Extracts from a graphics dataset
Start
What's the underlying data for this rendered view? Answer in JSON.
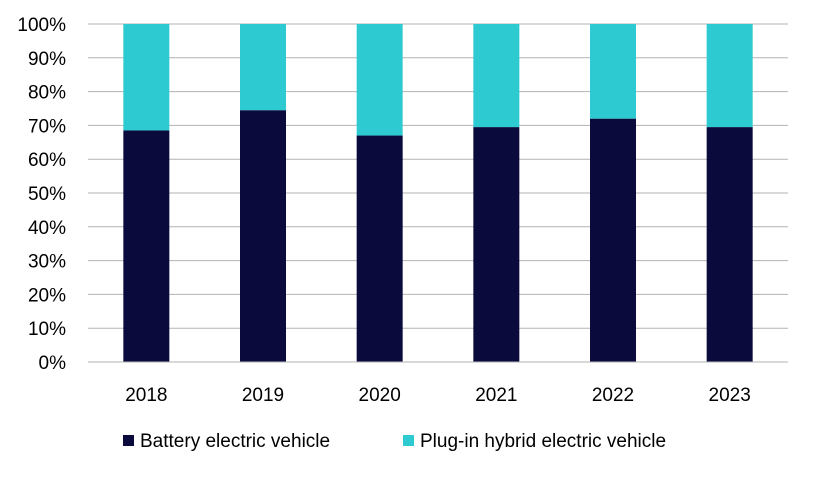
{
  "chart_data": {
    "type": "bar",
    "stacked": true,
    "categories": [
      "2018",
      "2019",
      "2020",
      "2021",
      "2022",
      "2023"
    ],
    "series": [
      {
        "name": "Battery electric vehicle",
        "color": "#0a0a3c",
        "values": [
          68.5,
          74.5,
          67,
          69.5,
          72,
          69.5
        ]
      },
      {
        "name": "Plug-in hybrid electric vehicle",
        "color": "#2ecad1",
        "values": [
          31.5,
          25.5,
          33,
          30.5,
          28,
          30.5
        ]
      }
    ],
    "yticks": [
      "0%",
      "10%",
      "20%",
      "30%",
      "40%",
      "50%",
      "60%",
      "70%",
      "80%",
      "90%",
      "100%"
    ],
    "ylim": [
      0,
      100
    ],
    "grid": true,
    "legend": "bottom",
    "title": "",
    "xlabel": "",
    "ylabel": ""
  }
}
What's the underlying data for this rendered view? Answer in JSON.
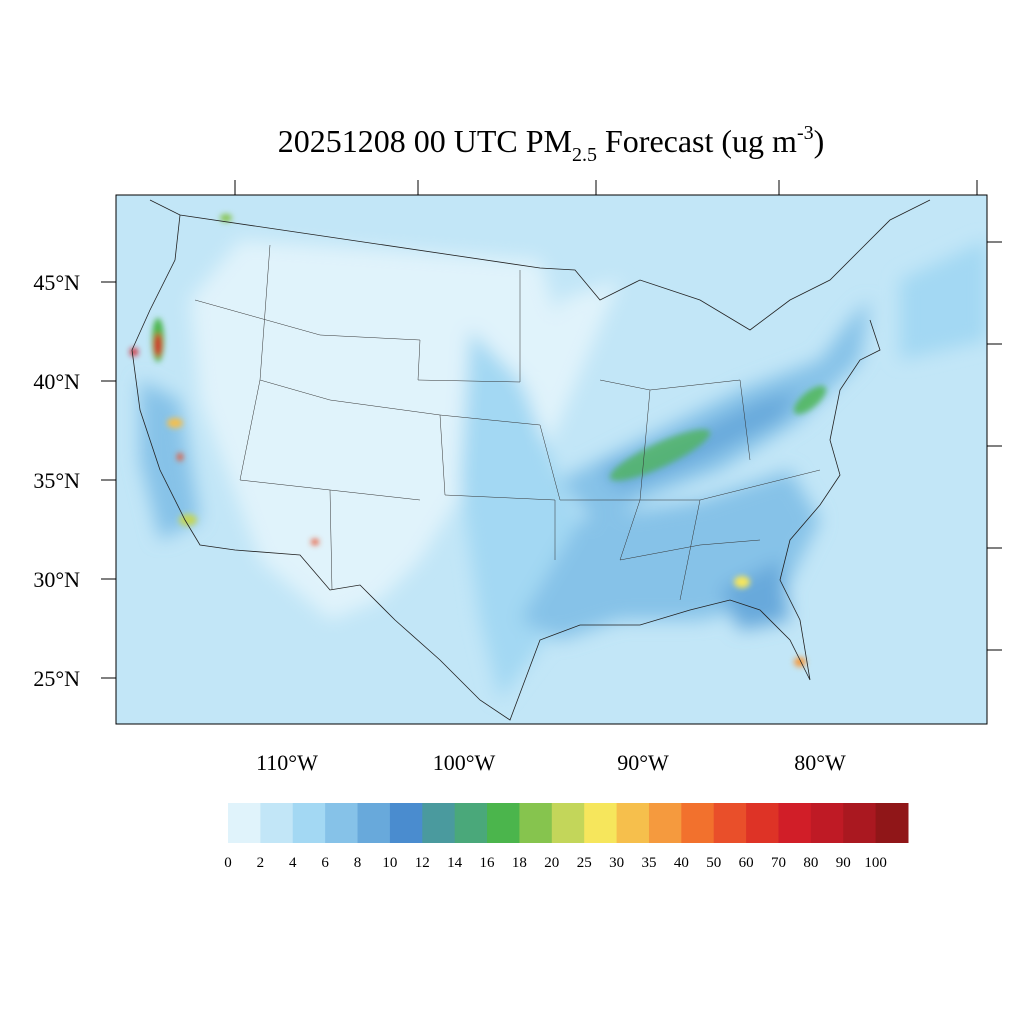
{
  "title": {
    "main": "20251208 00 UTC PM",
    "sub": "2.5",
    "rest": " Forecast (ug m",
    "sup": "-3",
    "end": ")"
  },
  "lat_labels": [
    "45°N",
    "40°N",
    "35°N",
    "30°N",
    "25°N"
  ],
  "lon_labels": [
    "110°W",
    "100°W",
    "90°W",
    "80°W"
  ],
  "colorbar": {
    "levels": [
      0,
      2,
      4,
      6,
      8,
      10,
      12,
      14,
      16,
      18,
      20,
      25,
      30,
      35,
      40,
      50,
      60,
      70,
      80,
      90,
      100
    ],
    "colors": [
      "#e0f3fb",
      "#c2e6f7",
      "#a3d8f3",
      "#86c2e8",
      "#68a9db",
      "#4a8ccf",
      "#4a9a9e",
      "#4aa87a",
      "#4bb54c",
      "#86c44e",
      "#c3d65a",
      "#f6e65c",
      "#f6bf4c",
      "#f59a3e",
      "#f2712d",
      "#e94f2a",
      "#de3326",
      "#d11e28",
      "#bf1a25",
      "#aa1820",
      "#901618"
    ]
  }
}
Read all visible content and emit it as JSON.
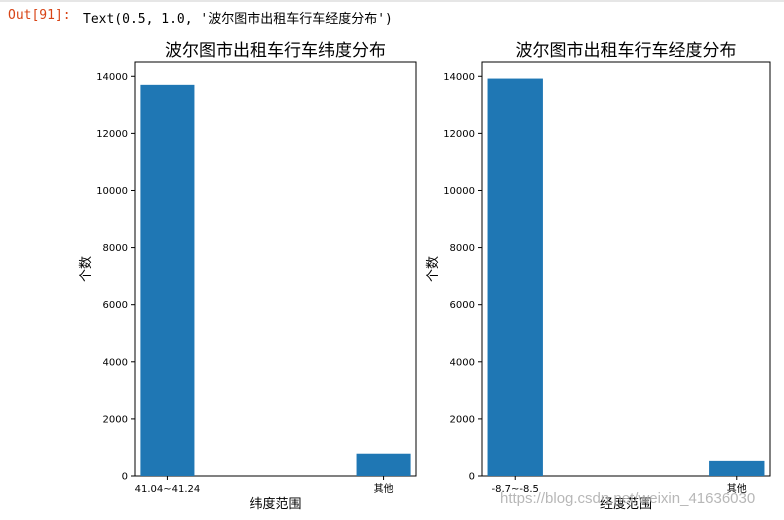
{
  "output": {
    "prompt": "Out[91]:",
    "text": "Text(0.5, 1.0, '波尔图市出租车行车经度分布')"
  },
  "watermark": "https://blog.csdn.net/weixin_41636030",
  "chart_data": [
    {
      "type": "bar",
      "title": "波尔图市出租车行车纬度分布",
      "xlabel": "纬度范围",
      "ylabel": "个数",
      "categories": [
        "41.04~41.24",
        "其他"
      ],
      "values": [
        13700,
        780
      ],
      "ylim": [
        0,
        14500
      ],
      "yticks": [
        0,
        2000,
        4000,
        6000,
        8000,
        10000,
        12000,
        14000
      ],
      "color": "#1f77b4",
      "grid": false
    },
    {
      "type": "bar",
      "title": "波尔图市出租车行车经度分布",
      "xlabel": "经度范围",
      "ylabel": "个数",
      "categories": [
        "-8.7~-8.5",
        "其他"
      ],
      "values": [
        13920,
        530
      ],
      "ylim": [
        0,
        14500
      ],
      "yticks": [
        0,
        2000,
        4000,
        6000,
        8000,
        10000,
        12000,
        14000
      ],
      "color": "#1f77b4",
      "grid": false
    }
  ]
}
End
Quote all the lines above exactly as given. Do not include the pictures.

**Response to the task**
What's the underlying data for this rendered view? Answer in JSON.
{
  "chart_data": {
    "type": "bar",
    "stacked": true,
    "categories": [
      "2018",
      "2019",
      "2020",
      "2021",
      "2022",
      "2023"
    ],
    "series": [
      {
        "name": "Battery electric vehicle",
        "color": "#0a0a3c",
        "values": [
          68.5,
          74.5,
          67,
          69.5,
          72,
          69.5
        ]
      },
      {
        "name": "Plug-in hybrid electric vehicle",
        "color": "#2ecad1",
        "values": [
          31.5,
          25.5,
          33,
          30.5,
          28,
          30.5
        ]
      }
    ],
    "yticks": [
      "0%",
      "10%",
      "20%",
      "30%",
      "40%",
      "50%",
      "60%",
      "70%",
      "80%",
      "90%",
      "100%"
    ],
    "ylim": [
      0,
      100
    ],
    "grid": true,
    "legend": "bottom",
    "title": "",
    "xlabel": "",
    "ylabel": ""
  }
}
What's the underlying data for this rendered view? Answer in JSON.
{
  "title": {
    "main": "20251208 00 UTC PM",
    "sub": "2.5",
    "rest": " Forecast (ug m",
    "sup": "-3",
    "end": ")"
  },
  "lat_labels": [
    "45°N",
    "40°N",
    "35°N",
    "30°N",
    "25°N"
  ],
  "lon_labels": [
    "110°W",
    "100°W",
    "90°W",
    "80°W"
  ],
  "colorbar": {
    "levels": [
      0,
      2,
      4,
      6,
      8,
      10,
      12,
      14,
      16,
      18,
      20,
      25,
      30,
      35,
      40,
      50,
      60,
      70,
      80,
      90,
      100
    ],
    "colors": [
      "#e0f3fb",
      "#c2e6f7",
      "#a3d8f3",
      "#86c2e8",
      "#68a9db",
      "#4a8ccf",
      "#4a9a9e",
      "#4aa87a",
      "#4bb54c",
      "#86c44e",
      "#c3d65a",
      "#f6e65c",
      "#f6bf4c",
      "#f59a3e",
      "#f2712d",
      "#e94f2a",
      "#de3326",
      "#d11e28",
      "#bf1a25",
      "#aa1820",
      "#901618"
    ]
  }
}
Read all visible content and emit it as JSON.
{
  "output": {
    "prompt": "Out[91]:",
    "text": "Text(0.5, 1.0, '波尔图市出租车行车经度分布')"
  },
  "watermark": "https://blog.csdn.net/weixin_41636030",
  "chart_data": [
    {
      "type": "bar",
      "title": "波尔图市出租车行车纬度分布",
      "xlabel": "纬度范围",
      "ylabel": "个数",
      "categories": [
        "41.04~41.24",
        "其他"
      ],
      "values": [
        13700,
        780
      ],
      "ylim": [
        0,
        14500
      ],
      "yticks": [
        0,
        2000,
        4000,
        6000,
        8000,
        10000,
        12000,
        14000
      ],
      "color": "#1f77b4",
      "grid": false
    },
    {
      "type": "bar",
      "title": "波尔图市出租车行车经度分布",
      "xlabel": "经度范围",
      "ylabel": "个数",
      "categories": [
        "-8.7~-8.5",
        "其他"
      ],
      "values": [
        13920,
        530
      ],
      "ylim": [
        0,
        14500
      ],
      "yticks": [
        0,
        2000,
        4000,
        6000,
        8000,
        10000,
        12000,
        14000
      ],
      "color": "#1f77b4",
      "grid": false
    }
  ]
}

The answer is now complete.